- What is asked: Lines that contain the string "allocated" are to be copied; leave out all others.

- Provided records:
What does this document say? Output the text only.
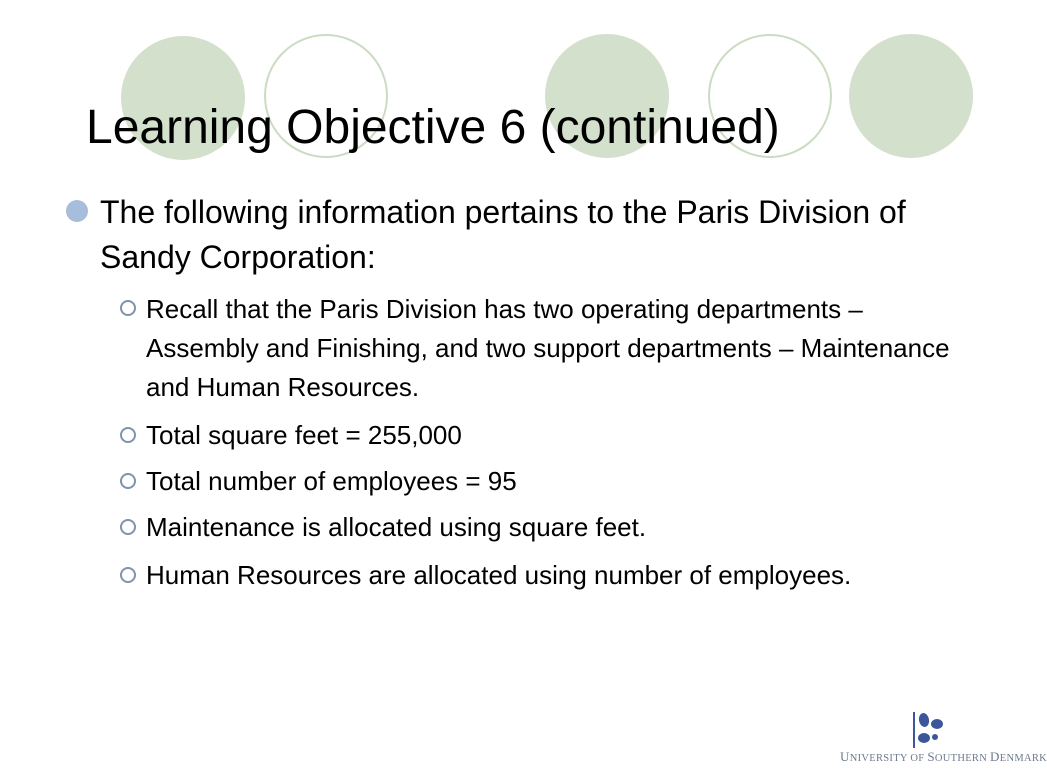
Learning Objective 6 (continued)
The following information pertains to the Paris Division of Sandy Corporation:
Recall that the Paris Division has two operating departments – Assembly and Finishing, and two support departments – Maintenance and Human Resources.
Total square feet = 255,000
Total number of employees = 95
Maintenance is allocated using square feet.
Human Resources are allocated using number of employees.
UNIVERSITY OF SOUTHERN DENMARK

- Task output:
Maintenance is allocated using square feet.
Human Resources are allocated using number of employees.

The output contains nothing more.